Instructions to follow | Look through the material below. Copy each line that contains the string "finances".

Records to process |

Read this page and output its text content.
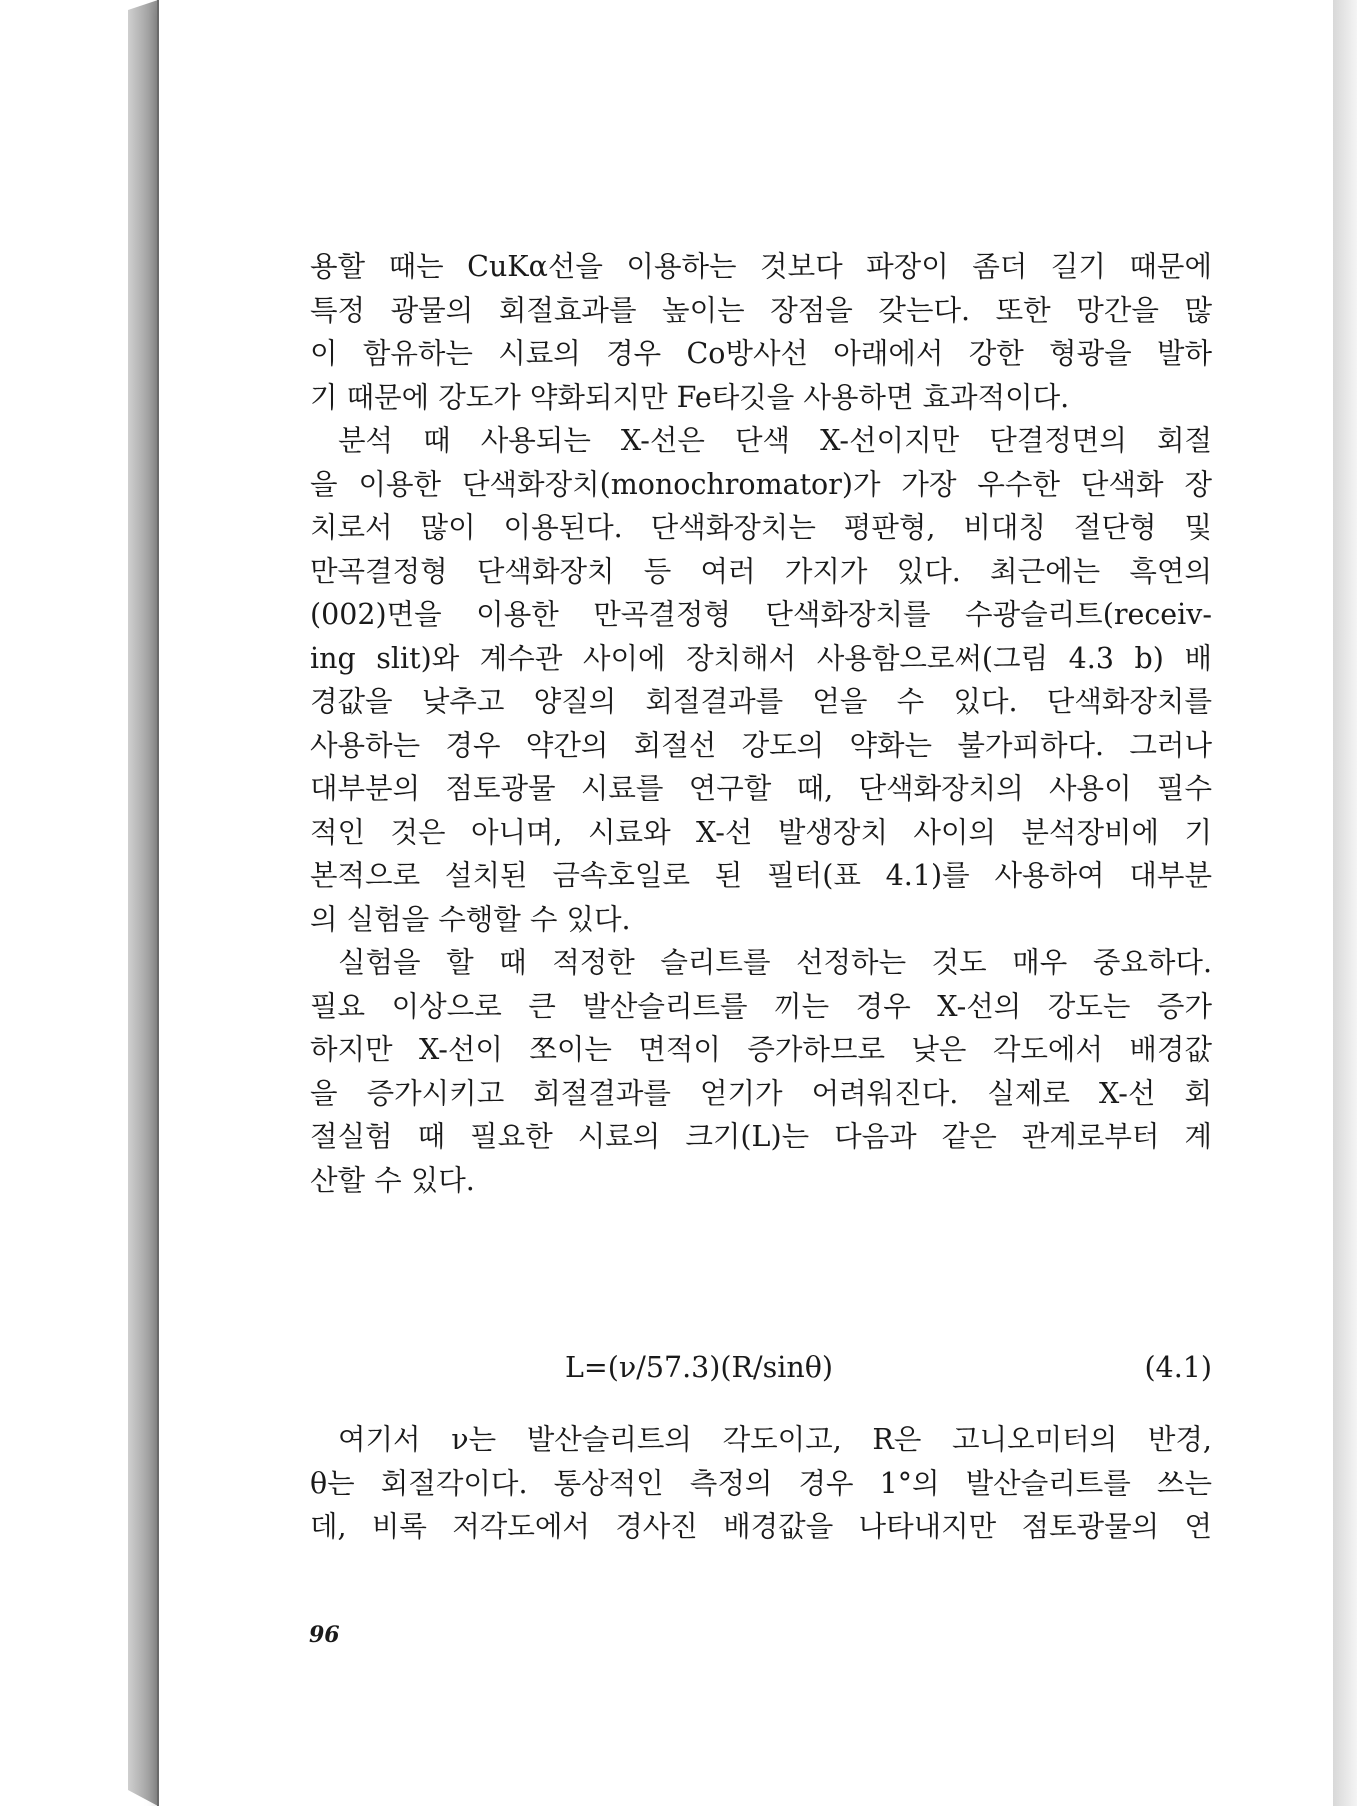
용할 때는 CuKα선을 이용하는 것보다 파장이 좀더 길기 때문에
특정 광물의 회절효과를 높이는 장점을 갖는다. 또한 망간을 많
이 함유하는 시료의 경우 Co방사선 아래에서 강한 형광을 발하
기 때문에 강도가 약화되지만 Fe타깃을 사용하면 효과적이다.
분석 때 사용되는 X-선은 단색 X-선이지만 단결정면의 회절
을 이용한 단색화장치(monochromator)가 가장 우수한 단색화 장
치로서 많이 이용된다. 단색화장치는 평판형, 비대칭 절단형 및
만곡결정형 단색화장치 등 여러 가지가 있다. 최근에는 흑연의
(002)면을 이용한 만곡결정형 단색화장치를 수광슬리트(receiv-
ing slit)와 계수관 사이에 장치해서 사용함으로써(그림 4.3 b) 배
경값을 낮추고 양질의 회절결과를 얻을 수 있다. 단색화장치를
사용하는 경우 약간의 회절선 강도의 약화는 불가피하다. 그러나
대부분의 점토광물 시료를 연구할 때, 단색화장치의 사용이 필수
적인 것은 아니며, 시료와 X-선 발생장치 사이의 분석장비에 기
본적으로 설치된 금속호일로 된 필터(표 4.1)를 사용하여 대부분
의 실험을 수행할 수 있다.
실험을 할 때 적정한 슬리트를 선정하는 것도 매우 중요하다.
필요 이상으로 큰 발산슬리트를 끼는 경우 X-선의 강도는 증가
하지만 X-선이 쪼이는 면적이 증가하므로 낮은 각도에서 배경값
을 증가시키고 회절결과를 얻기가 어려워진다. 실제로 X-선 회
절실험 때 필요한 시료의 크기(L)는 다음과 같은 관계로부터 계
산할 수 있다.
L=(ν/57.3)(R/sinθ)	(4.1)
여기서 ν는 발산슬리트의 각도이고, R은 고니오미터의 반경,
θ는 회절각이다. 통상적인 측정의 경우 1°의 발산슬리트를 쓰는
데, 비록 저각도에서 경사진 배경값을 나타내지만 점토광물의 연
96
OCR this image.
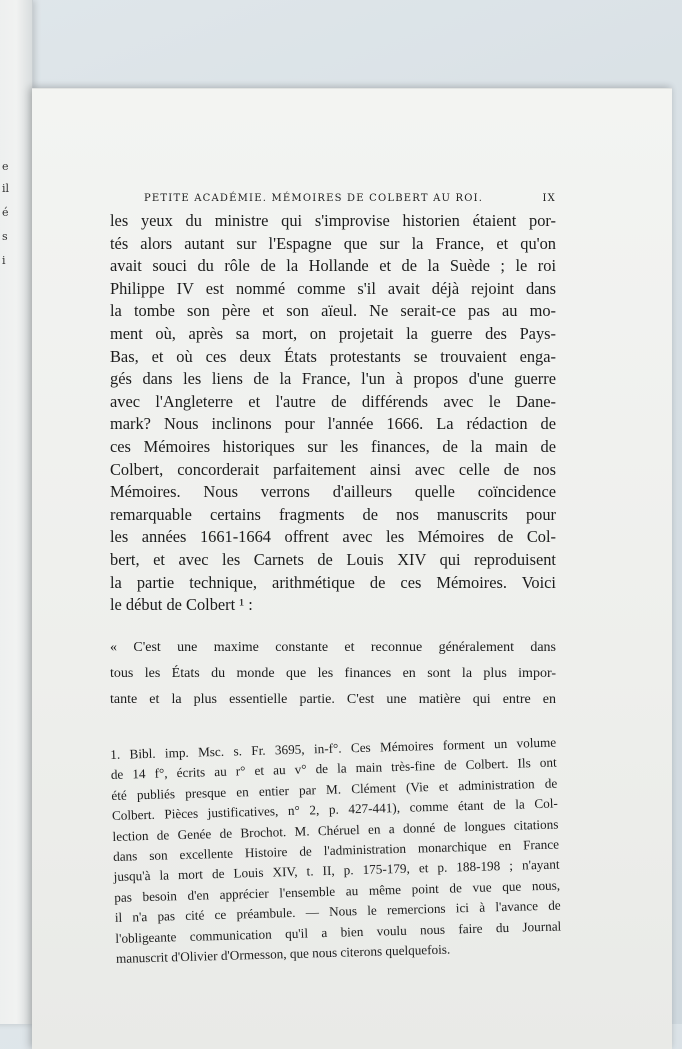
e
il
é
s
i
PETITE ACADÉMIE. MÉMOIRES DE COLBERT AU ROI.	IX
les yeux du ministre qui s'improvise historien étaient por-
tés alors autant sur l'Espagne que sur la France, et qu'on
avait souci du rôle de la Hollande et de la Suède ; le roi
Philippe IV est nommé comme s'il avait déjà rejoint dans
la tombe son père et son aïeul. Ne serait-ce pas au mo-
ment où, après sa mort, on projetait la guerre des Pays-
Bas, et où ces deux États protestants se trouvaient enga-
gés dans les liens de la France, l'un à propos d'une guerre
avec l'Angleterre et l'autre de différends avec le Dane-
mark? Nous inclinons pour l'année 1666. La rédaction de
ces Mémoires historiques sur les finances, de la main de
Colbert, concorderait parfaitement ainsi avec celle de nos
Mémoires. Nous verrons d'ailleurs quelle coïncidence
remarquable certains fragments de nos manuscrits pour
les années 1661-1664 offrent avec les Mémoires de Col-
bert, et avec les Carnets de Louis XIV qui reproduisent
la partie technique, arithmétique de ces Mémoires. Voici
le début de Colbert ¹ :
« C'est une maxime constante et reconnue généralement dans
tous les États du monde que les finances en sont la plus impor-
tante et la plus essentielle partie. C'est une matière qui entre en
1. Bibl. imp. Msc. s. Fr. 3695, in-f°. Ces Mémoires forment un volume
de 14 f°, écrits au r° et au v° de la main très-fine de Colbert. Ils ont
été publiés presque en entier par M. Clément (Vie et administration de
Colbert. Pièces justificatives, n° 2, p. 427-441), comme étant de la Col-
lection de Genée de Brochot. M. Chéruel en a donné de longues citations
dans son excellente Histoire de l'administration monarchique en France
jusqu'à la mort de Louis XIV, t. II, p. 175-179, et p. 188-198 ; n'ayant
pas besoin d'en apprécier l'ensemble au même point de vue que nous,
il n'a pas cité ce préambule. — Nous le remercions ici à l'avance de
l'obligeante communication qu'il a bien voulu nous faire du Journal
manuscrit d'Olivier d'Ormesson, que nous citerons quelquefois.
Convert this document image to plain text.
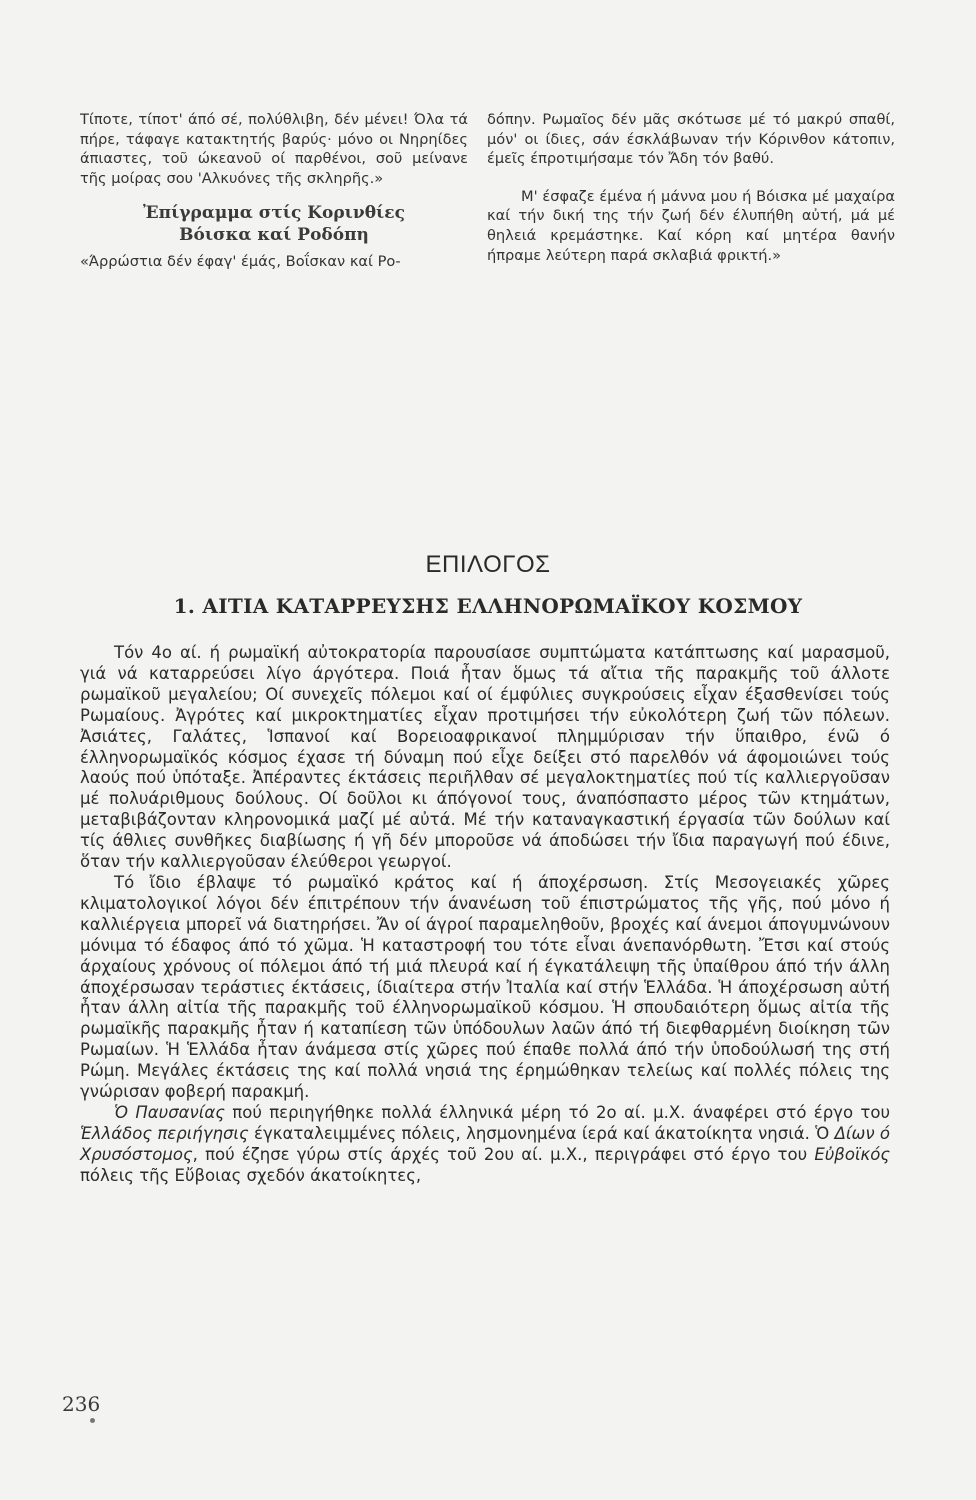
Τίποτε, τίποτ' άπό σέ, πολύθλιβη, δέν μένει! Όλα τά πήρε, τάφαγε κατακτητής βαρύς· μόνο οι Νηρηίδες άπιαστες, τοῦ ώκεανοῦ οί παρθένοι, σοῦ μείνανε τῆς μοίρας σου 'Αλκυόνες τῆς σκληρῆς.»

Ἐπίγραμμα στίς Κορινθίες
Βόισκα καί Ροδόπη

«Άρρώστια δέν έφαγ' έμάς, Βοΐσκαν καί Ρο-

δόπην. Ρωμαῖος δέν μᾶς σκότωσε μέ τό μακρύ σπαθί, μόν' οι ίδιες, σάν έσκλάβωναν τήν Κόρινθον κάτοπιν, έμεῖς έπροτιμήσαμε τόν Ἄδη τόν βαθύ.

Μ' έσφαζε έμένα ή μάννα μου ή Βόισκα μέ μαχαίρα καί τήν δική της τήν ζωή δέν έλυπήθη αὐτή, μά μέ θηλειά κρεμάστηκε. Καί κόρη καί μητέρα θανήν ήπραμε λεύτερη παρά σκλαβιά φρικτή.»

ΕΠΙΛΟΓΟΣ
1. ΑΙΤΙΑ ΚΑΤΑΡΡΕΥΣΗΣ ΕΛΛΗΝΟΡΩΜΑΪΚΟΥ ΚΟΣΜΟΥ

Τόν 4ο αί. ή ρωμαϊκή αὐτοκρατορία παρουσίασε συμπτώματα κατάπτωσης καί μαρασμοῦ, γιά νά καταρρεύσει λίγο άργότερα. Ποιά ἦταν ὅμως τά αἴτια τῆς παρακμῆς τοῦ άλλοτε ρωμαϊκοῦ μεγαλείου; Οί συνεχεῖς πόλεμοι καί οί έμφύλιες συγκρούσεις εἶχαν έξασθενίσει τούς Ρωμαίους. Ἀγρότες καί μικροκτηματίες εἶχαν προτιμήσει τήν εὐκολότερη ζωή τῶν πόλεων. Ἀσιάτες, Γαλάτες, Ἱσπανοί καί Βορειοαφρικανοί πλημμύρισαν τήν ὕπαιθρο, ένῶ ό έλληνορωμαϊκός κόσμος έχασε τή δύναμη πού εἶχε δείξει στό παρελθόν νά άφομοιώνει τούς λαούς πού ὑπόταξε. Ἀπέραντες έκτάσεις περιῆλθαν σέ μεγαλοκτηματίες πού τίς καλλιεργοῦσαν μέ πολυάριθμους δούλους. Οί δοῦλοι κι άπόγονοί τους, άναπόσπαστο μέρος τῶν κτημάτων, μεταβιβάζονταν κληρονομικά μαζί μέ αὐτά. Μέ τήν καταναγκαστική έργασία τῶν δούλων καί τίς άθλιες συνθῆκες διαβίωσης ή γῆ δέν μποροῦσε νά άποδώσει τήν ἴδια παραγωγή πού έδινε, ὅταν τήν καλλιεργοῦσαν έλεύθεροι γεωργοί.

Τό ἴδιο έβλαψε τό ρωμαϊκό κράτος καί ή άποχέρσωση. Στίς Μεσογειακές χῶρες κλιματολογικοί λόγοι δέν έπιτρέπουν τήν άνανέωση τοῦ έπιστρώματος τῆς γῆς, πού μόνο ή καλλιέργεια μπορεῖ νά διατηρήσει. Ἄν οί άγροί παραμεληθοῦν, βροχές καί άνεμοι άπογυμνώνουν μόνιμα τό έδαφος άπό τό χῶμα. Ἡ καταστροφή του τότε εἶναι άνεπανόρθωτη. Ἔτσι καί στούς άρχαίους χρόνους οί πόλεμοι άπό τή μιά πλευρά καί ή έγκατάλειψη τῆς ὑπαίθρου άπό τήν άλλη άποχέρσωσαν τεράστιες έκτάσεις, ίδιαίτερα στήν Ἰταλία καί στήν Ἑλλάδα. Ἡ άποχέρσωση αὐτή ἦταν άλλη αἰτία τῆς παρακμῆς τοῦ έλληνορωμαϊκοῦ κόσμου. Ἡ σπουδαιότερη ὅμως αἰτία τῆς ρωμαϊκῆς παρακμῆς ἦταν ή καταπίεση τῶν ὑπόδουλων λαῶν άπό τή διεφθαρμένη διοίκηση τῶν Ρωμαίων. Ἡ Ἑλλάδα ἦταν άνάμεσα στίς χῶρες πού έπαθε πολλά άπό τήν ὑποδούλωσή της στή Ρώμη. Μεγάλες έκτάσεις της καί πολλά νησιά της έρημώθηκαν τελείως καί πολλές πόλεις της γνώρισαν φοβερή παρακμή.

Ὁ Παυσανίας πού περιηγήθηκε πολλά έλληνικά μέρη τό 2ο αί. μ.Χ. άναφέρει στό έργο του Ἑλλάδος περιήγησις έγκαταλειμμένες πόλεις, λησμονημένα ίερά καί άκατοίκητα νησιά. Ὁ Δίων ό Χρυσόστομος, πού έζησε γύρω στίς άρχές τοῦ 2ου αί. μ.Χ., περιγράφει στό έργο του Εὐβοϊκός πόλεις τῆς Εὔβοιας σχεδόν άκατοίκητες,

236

Full answer |
ces Mémoires historiques sur les finances, de la main de
tous les États du monde que les finances en sont la plus impor-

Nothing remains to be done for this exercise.